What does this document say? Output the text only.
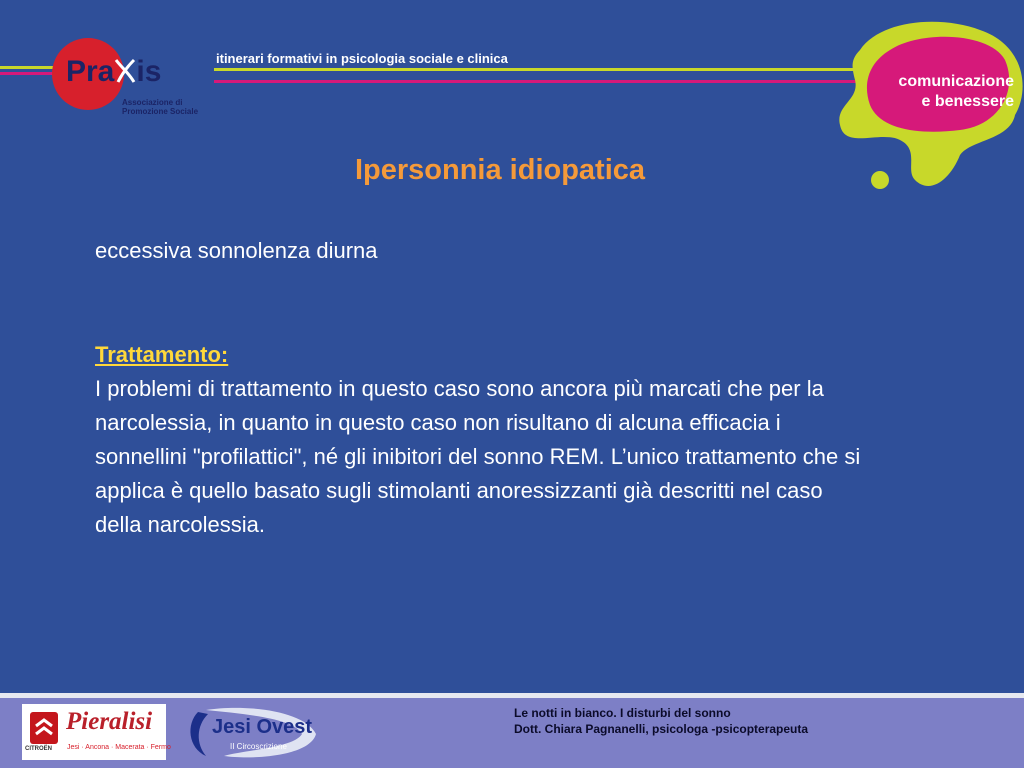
Pra is
Associazione di
Promozione Sociale
itinerari formativi in psicologia sociale e clinica
comunicazione
e benessere
Ipersonnia idiopatica

eccessiva sonnolenza diurna

Trattamento:

I problemi di trattamento in questo caso sono ancora più marcati che per la narcolessia, in quanto in questo caso non risultano di alcuna efficacia i sonnellini "profilattici", né gli inibitori del sonno REM. L’unico trattamento che si applica è quello basato sugli stimolanti anoressizzanti già descritti nel caso della narcolessia.

CITROËN
Pieralisi
Jesi · Ancona · Macerata · Fermo
Jesi Ovest
II Circoscrizione
Le notti in bianco. I disturbi del sonno
Dott. Chiara Pagnanelli, psicologa -psicopterapeuta
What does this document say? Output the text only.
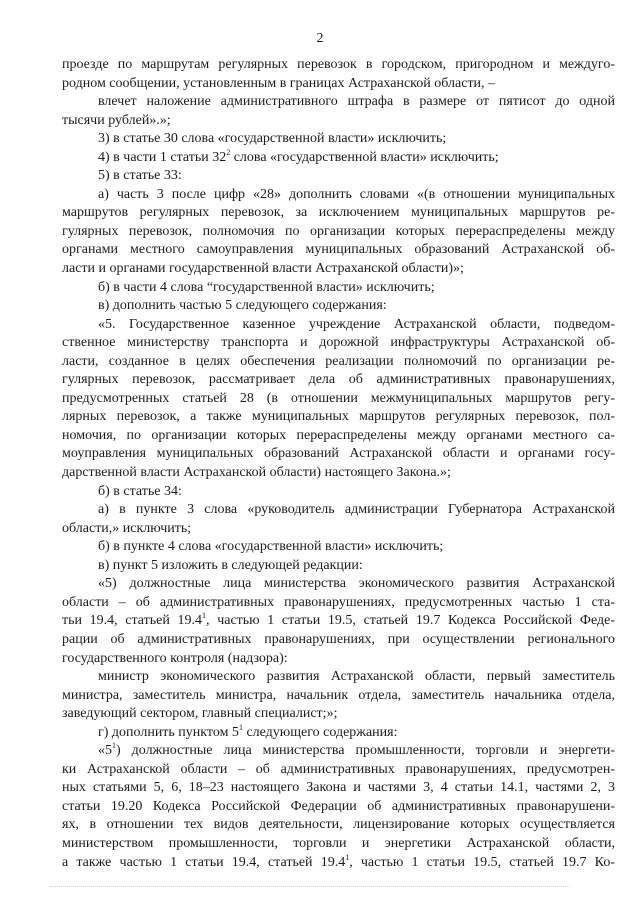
2
проезде по маршрутам регулярных перевозок в городском, пригородном и междуго-
родном сообщении, установленным в границах Астраханской области, –
влечет наложение административного штрафа в размере от пятисот до одной
тысячи рублей».»;
3) в статье 30 слова «государственной власти» исключить;
4) в части 1 статьи $32^2$ слова «государственной власти» исключить;
5) в статье 33:
а) часть 3 после цифр «28» дополнить словами «(в отношении муниципальных
маршрутов регулярных перевозок, за исключением муниципальных маршрутов ре-
гулярных перевозок, полномочия по организации которых перераспределены между
органами местного самоуправления муниципальных образований Астраханской об-
ласти и органами государственной власти Астраханской области)»;
б) в части 4 слова “государственной власти» исключить;
в) дополнить частью 5 следующего содержания:
«5. Государственное казенное учреждение Астраханской области, подведом-
ственное министерству транспорта и дорожной инфраструктуры Астраханской об-
ласти, созданное в целях обеспечения реализации полномочий по организации ре-
гулярных перевозок, рассматривает дела об административных правонарушениях,
предусмотренных статьей 28 (в отношении межмуниципальных маршрутов регу-
лярных перевозок, а также муниципальных маршрутов регулярных перевозок, пол-
номочия, по организации которых перераспределены между органами местного са-
моуправления муниципальных образований Астраханской области и органами госу-
дарственной власти Астраханской области) настоящего Закона.»;
б) в статье 34:
а) в пункте 3 слова «руководитель администрации Губернатора Астраханской
области,» исключить;
б) в пункте 4 слова «государственной власти» исключить;
в) пункт 5 изложить в следующей редакции:
«5) должностные лица министерства экономического развития Астраханской
области – об административных правонарушениях, предусмотренных частью 1 ста-
тьи 19.4, статьей 19.4$^1$, частью 1 статьи 19.5, статьей 19.7 Кодекса Российской Феде-
рации об административных правонарушениях, при осуществлении регионального
государственного контроля (надзора):
министр экономического развития Астраханской области, первый заместитель
министра, заместитель министра, начальник отдела, заместитель начальника отдела,
заведующий сектором, главный специалист;»;
г) дополнить пунктом $5^1$ следующего содержания:
«$5^1$) должностные лица министерства промышленности, торговли и энергети-
ки Астраханской области – об административных правонарушениях, предусмотрен-
ных статьями 5, 6, 18–23 настоящего Закона и частями 3, 4 статьи 14.1, частями 2, 3
статьи 19.20 Кодекса Российской Федерации об административных правонарушени-
ях, в отношении тех видов деятельности, лицензирование которых осуществляется
министерством промышленности, торговли и энергетики Астраханской области,
а также частью 1 статьи 19.4, статьей 19.4$^1$, частью 1 статьи 19.5, статьей 19.7 Ко-
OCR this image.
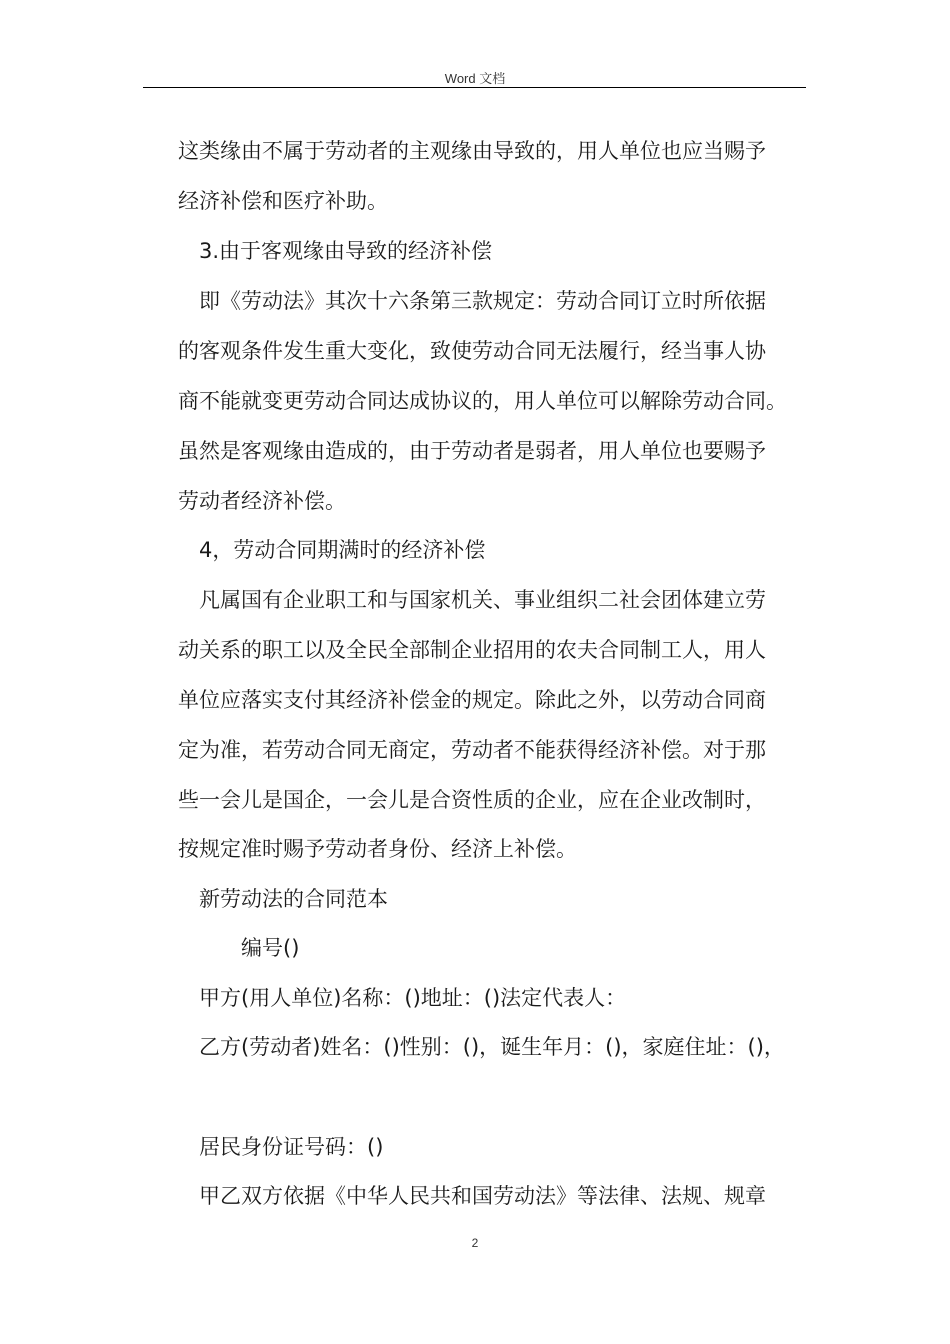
Word 文档
这类缘由不属于劳动者的主观缘由导致的，用人单位也应当赐予
经济补偿和医疗补助。
3.由于客观缘由导致的经济补偿
即《劳动法》其次十六条第三款规定：劳动合同订立时所依据
的客观条件发生重大变化，致使劳动合同无法履行，经当事人协
商不能就变更劳动合同达成协议的，用人单位可以解除劳动合同。
虽然是客观缘由造成的，由于劳动者是弱者，用人单位也要赐予
劳动者经济补偿。
4，劳动合同期满时的经济补偿
凡属国有企业职工和与国家机关、事业组织二社会团体建立劳
动关系的职工以及全民全部制企业招用的农夫合同制工人，用人
单位应落实支付其经济补偿金的规定。除此之外，以劳动合同商
定为准，若劳动合同无商定，劳动者不能获得经济补偿。对于那
些一会儿是国企，一会儿是合资性质的企业，应在企业改制时，
按规定准时赐予劳动者身份、经济上补偿。
新劳动法的合同范本
编号()
甲方(用人单位)名称：()地址：()法定代表人：
乙方(劳动者)姓名：()性别：()，诞生年月：()，家庭住址：()，
居民身份证号码：()
甲乙双方依据《中华人民共和国劳动法》等法律、法规、规章
2
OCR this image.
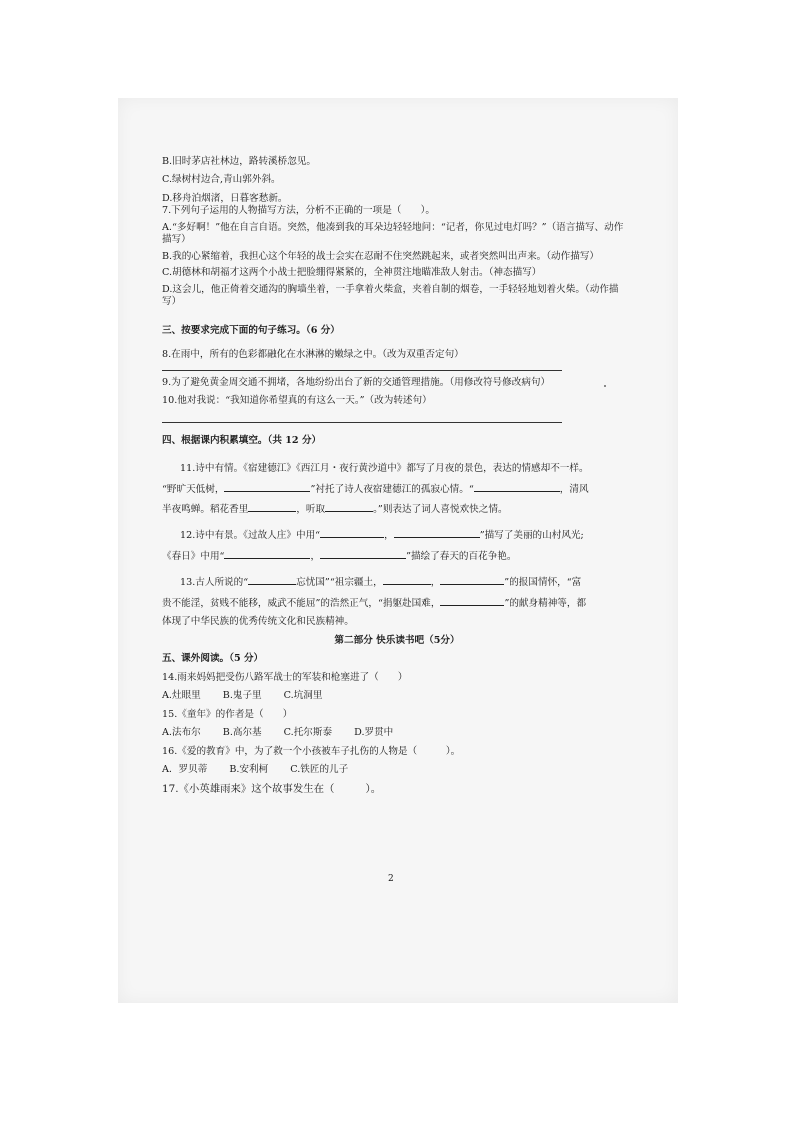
B.旧时茅店社林边，路转溪桥忽见。

C.绿树村边合,青山郭外斜。

D.移舟泊烟渚，日暮客愁新。

7.下列句子运用的人物描写方法，分析不正确的一项是（　　）。

A.“多好啊！”他在自言自语。突然，他凑到我的耳朵边轻轻地问：“记者，你见过电灯吗？”（语言描写、动作描写）

B.我的心紧缩着，我担心这个年轻的战士会实在忍耐不住突然跳起来，或者突然叫出声来。（动作描写）

C.胡德林和胡福才这两个小战士把脸绷得紧紧的，全神贯注地瞄准敌人射击。（神态描写）

D.这会儿，他正倚着交通沟的胸墙坐着，一手拿着火柴盒，夹着自制的烟卷，一手轻轻地划着火柴。（动作描写）

三、按要求完成下面的句子练习。（6 分）

8.在雨中，所有的色彩都融化在水淋淋的嫩绿之中。（改为双重否定句）

9.为了避免黄金周交通不拥堵，各地纷纷出台了新的交通管理措施。（用修改符号修改病句）

10.他对我说：“我知道你希望真的有这么一天。”（改为转述句）

四、根据课内积累填空。（共 12 分）

11.诗中有情。《宿建德江》《西江月・夜行黄沙道中》都写了月夜的景色，表达的情感却不一样。

“野旷天低树，	”衬托了诗人夜宿建德江的孤寂心情。“	，清风

半夜鸣蝉。稻花香里	，听取	。”则表达了词人喜悦欢快之情。

12.诗中有景。《过故人庄》中用“	，	”描写了美丽的山村风光;

《春日》中用“	，	”描绘了春天的百花争艳。

13.古人所说的“	忘忧国”“祖宗疆土，	，	”的报国情怀，“富

贵不能淫，贫贱不能移，威武不能屈”的浩然正气，“捐躯赴国难，	”的献身精神等，都

体现了中华民族的优秀传统文化和民族精神。

第二部分 快乐读书吧（5分）

五、课外阅读。（5 分）

14.雨来妈妈把受伤八路军战士的军装和枪塞进了（　　）

A.灶眼里 B.鬼子里 C.坑洞里

15.《童年》的作者是（　　）

A.法布尔 B.高尔基 C.托尔斯泰 D.罗贯中

16.《爱的教育》中，为了救一个小孩被车子扎伤的人物是（　　　）。

A．罗贝蒂 B.安利柯 C.铁匠的儿子

17.《小英雄雨来》这个故事发生在（　　　）。

2
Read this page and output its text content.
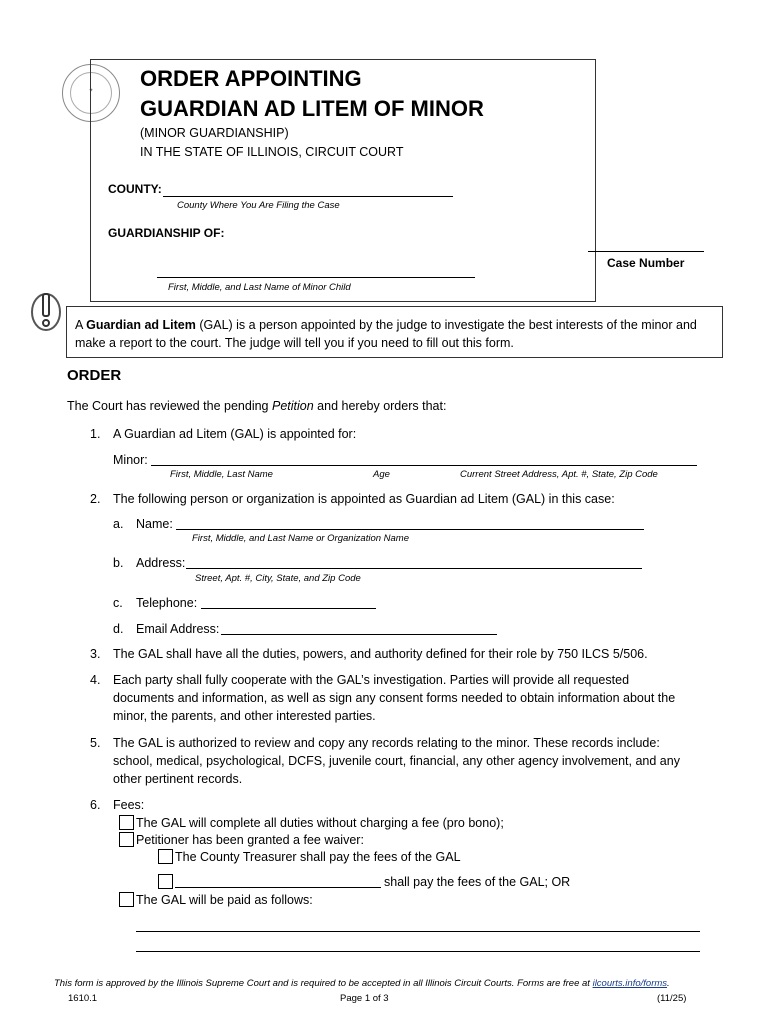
✦	ORDER APPOINTING
GUARDIAN AD LITEM OF MINOR
(MINOR GUARDIANSHIP)
IN THE STATE OF ILLINOIS, CIRCUIT COURT
COUNTY:
County Where You Are Filing the Case
GUARDIANSHIP OF:
First, Middle, and Last Name of Minor Child
Case Number
A Guardian ad Litem (GAL) is a person appointed by the judge to investigate the best interests of the minor and
make a report to the court. The judge will tell you if you need to fill out this form.
ORDER
The Court has reviewed the pending Petition and hereby orders that:
1. A Guardian ad Litem (GAL) is appointed for:
Minor:
First, Middle, Last Name	Age	Current Street Address, Apt. #, State, Zip Code
2. The following person or organization is appointed as Guardian ad Litem (GAL) in this case:
a. Name:
First, Middle, and Last Name or Organization Name
b. Address:
Street, Apt. #, City, State, and Zip Code
c. Telephone:
d. Email Address:
3. The GAL shall have all the duties, powers, and authority defined for their role by 750 ILCS 5/506.
4. Each party shall fully cooperate with the GAL’s investigation. Parties will provide all requested
documents and information, as well as sign any consent forms needed to obtain information about the
minor, the parents, and other interested parties.
5. The GAL is authorized to review and copy any records relating to the minor. These records include:
school, medical, psychological, DCFS, juvenile court, financial, any other agency involvement, and any
other pertinent records.
6. Fees:
The GAL will complete all duties without charging a fee (pro bono);
Petitioner has been granted a fee waiver:
The County Treasurer shall pay the fees of the GAL
shall pay the fees of the GAL; OR
The GAL will be paid as follows:
This form is approved by the Illinois Supreme Court and is required to be accepted in all Illinois Circuit Courts. Forms are free at ilcourts.info/forms.
1610.1	Page 1 of 3	(11/25)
§
= PROBLEM STATEMENT =
Filter the listing for the word "duties" and copy every line that holds it.

= TASK RESPONSE =
3. The GAL shall have all the duties, powers, and authority defined for their role by 750 ILCS 5/506.
The GAL will complete all duties without charging a fee (pro bono);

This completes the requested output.